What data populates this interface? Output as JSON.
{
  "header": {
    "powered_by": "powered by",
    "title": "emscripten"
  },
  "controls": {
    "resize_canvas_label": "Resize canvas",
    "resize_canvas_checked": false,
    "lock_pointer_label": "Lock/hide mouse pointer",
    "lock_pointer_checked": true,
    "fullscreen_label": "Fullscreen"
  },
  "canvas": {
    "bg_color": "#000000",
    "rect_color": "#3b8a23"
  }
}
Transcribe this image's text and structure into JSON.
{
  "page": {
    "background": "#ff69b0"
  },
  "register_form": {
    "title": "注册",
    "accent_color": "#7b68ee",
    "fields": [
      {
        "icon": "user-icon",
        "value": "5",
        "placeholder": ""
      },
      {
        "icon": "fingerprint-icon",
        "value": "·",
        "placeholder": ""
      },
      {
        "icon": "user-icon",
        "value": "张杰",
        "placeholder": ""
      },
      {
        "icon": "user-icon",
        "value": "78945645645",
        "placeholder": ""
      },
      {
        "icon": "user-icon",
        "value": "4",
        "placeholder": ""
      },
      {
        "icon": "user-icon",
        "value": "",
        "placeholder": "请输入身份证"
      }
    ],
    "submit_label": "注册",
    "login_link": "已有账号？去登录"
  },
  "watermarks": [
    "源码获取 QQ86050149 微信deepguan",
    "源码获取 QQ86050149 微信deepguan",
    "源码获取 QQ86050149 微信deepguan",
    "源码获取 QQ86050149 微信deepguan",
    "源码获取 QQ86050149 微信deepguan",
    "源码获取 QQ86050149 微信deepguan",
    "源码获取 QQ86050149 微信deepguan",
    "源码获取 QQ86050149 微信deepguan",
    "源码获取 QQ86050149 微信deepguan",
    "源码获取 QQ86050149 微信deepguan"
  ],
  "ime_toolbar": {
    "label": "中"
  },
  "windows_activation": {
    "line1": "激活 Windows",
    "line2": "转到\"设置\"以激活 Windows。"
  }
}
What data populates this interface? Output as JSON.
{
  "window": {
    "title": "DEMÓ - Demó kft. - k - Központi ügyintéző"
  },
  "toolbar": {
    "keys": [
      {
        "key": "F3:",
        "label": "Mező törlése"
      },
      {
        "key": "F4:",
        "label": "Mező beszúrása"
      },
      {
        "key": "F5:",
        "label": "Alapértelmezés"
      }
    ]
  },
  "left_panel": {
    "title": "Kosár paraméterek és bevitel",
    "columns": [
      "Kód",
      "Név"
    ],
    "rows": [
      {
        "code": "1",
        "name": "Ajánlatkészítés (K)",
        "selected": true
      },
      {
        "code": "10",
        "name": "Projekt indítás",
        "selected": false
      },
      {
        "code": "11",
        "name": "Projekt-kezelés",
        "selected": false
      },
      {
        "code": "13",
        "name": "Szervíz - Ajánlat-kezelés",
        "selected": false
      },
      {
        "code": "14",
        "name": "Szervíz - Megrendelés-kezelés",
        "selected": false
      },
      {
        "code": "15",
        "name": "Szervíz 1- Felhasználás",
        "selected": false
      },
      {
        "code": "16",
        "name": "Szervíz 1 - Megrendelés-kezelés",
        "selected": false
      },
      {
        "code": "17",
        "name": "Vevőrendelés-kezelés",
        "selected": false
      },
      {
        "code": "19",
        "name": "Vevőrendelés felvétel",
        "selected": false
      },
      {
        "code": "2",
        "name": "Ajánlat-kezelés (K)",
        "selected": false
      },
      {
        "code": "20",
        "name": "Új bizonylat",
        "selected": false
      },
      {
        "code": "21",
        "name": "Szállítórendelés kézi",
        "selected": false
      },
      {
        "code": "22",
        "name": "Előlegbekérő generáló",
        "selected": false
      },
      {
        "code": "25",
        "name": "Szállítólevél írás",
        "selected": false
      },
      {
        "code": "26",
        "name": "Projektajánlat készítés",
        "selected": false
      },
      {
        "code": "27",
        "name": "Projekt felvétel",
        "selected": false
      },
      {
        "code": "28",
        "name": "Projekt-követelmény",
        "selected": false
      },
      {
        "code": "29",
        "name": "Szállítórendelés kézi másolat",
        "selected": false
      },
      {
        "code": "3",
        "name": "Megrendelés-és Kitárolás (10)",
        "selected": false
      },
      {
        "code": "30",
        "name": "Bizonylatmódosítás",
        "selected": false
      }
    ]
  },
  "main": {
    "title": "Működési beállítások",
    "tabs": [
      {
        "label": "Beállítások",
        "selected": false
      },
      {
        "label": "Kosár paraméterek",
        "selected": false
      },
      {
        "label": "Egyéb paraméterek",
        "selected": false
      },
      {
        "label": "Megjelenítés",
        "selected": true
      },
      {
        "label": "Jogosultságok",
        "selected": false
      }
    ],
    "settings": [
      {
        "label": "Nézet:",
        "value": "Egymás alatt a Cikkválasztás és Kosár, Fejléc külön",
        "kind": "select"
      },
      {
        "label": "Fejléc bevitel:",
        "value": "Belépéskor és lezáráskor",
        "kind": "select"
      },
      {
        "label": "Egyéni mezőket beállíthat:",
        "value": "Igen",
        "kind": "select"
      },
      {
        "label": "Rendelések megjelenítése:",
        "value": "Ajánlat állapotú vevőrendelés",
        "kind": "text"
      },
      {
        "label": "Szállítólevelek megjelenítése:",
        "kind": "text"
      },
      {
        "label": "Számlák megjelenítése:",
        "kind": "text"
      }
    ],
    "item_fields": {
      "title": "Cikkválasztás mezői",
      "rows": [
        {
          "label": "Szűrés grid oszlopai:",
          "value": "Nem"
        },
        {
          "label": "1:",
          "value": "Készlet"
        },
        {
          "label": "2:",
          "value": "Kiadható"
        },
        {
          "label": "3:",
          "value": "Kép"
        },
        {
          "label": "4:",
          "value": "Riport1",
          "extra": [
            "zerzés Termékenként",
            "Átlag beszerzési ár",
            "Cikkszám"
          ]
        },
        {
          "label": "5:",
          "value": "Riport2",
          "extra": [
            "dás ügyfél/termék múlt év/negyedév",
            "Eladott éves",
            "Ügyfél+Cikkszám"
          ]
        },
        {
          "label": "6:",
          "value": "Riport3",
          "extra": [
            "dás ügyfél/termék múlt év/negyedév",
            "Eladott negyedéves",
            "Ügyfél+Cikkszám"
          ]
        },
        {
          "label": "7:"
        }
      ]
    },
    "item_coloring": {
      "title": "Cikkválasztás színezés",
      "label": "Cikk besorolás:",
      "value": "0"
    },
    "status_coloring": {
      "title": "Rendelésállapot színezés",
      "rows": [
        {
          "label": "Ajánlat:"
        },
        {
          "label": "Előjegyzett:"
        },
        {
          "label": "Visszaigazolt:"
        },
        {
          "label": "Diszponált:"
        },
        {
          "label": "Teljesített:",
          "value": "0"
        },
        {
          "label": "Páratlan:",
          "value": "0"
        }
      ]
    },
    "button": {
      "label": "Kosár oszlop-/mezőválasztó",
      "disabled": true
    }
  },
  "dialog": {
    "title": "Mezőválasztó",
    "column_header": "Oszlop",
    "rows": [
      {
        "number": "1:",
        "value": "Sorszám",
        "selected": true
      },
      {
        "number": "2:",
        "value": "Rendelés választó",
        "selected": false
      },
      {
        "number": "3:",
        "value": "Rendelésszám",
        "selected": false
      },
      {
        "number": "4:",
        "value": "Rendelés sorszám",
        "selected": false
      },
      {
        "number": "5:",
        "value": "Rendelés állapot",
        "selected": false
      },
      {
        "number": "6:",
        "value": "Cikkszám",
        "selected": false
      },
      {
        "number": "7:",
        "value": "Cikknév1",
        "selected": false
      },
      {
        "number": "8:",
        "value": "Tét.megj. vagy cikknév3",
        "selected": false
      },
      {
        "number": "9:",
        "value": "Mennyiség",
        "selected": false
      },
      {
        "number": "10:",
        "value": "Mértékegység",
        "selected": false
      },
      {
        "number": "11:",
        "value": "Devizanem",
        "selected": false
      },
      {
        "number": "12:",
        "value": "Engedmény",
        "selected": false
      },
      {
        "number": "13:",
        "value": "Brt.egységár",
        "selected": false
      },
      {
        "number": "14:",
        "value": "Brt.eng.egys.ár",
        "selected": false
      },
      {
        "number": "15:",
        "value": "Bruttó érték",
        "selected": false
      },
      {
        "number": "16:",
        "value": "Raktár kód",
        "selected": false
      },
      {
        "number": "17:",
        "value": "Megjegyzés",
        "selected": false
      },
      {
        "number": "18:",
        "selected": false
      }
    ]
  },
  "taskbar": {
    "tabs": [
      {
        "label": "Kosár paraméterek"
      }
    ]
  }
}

────────────────

Brief:
Look for lines containing the string "felvétel" and copy them all.

The output:
        "name": "Vevőrendelés felvétel",
        "name": "Projekt felvétel",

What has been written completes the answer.